→ **Written task**
Find every line in the records below that holds the word "comptabilité", and copy each one.

→ **Recorded data**
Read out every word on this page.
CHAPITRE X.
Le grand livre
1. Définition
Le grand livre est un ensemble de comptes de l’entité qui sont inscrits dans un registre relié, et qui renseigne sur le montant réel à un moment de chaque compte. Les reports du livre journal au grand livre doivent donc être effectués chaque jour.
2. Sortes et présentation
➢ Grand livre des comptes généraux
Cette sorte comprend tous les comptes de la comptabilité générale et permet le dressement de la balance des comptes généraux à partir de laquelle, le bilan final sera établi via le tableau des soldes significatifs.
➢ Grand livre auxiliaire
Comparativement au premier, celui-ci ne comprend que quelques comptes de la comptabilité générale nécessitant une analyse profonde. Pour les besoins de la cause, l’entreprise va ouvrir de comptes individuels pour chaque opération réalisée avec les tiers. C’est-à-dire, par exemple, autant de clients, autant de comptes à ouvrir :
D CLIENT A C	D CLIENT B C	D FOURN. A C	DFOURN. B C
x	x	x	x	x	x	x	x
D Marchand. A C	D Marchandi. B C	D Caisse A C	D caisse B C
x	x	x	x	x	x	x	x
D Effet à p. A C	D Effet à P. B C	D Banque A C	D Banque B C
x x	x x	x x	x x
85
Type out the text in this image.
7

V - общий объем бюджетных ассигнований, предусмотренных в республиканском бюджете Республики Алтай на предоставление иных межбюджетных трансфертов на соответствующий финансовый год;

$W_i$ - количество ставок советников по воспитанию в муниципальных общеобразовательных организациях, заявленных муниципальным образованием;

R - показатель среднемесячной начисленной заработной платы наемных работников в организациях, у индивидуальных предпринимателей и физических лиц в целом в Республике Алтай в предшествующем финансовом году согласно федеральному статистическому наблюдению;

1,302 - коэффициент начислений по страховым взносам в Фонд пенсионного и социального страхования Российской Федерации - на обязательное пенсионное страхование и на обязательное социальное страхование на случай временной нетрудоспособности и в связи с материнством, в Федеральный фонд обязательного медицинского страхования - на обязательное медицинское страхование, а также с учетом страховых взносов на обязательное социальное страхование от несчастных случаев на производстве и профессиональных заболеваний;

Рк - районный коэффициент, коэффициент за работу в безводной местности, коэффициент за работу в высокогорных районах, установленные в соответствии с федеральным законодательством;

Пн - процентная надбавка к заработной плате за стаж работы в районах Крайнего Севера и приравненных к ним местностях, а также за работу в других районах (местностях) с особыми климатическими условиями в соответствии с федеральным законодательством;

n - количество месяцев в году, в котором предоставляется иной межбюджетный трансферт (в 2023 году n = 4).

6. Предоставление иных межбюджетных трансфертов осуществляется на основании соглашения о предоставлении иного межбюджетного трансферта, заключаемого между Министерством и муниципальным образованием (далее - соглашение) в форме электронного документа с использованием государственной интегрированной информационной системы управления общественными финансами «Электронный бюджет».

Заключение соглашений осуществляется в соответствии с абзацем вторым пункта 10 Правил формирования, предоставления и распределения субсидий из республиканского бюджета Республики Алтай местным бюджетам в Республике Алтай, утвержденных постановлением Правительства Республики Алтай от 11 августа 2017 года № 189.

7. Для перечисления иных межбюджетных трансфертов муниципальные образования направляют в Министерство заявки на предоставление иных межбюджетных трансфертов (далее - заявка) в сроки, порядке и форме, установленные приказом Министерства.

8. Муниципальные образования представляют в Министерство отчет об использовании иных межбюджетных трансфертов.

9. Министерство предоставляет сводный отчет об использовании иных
--
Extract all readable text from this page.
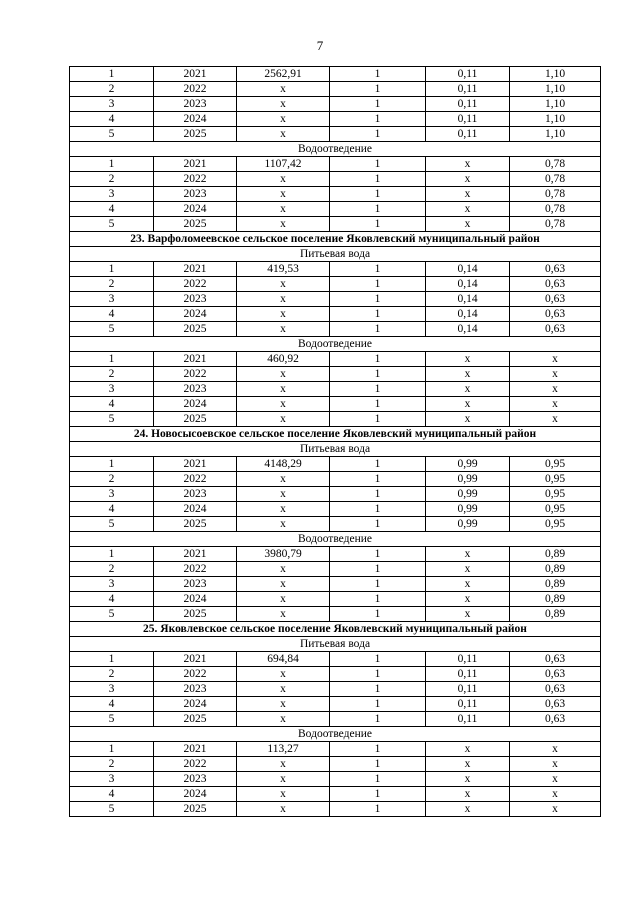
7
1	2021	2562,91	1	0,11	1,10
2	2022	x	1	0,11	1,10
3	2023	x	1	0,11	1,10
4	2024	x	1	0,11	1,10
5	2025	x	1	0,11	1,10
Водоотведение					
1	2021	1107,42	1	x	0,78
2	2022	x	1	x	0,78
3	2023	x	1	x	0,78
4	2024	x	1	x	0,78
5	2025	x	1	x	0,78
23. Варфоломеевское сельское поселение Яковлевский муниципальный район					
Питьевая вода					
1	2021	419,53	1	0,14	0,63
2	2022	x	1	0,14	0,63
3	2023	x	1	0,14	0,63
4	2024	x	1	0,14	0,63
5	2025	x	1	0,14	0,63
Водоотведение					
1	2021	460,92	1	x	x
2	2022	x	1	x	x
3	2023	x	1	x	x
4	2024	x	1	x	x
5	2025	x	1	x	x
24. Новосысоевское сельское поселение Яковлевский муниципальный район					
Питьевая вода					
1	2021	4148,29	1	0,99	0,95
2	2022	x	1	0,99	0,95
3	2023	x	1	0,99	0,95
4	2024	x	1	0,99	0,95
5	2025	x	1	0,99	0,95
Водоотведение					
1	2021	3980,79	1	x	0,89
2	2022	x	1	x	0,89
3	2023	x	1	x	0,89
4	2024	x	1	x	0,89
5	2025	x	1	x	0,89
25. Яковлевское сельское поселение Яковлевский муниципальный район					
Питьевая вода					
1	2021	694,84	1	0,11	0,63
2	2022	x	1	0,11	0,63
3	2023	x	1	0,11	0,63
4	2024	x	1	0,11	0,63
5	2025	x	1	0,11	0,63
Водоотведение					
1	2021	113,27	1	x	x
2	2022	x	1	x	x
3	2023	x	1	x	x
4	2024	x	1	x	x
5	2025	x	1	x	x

→ **Written response**
Cette sorte comprend tous les comptes de la comptabilité générale et permet le dressement de la balance des comptes généraux à partir de laquelle, le bilan final sera établi via le tableau des soldes significatifs.
Comparativement au premier, celui-ci ne comprend que quelques comptes de la comptabilité générale nécessitant une analyse profonde. Pour les besoins de la cause, l’entreprise va ouvrir de comptes individuels pour chaque opération réalisée avec les tiers. C’est-à-dire, par exemple, autant de clients, autant de comptes à ouvrir :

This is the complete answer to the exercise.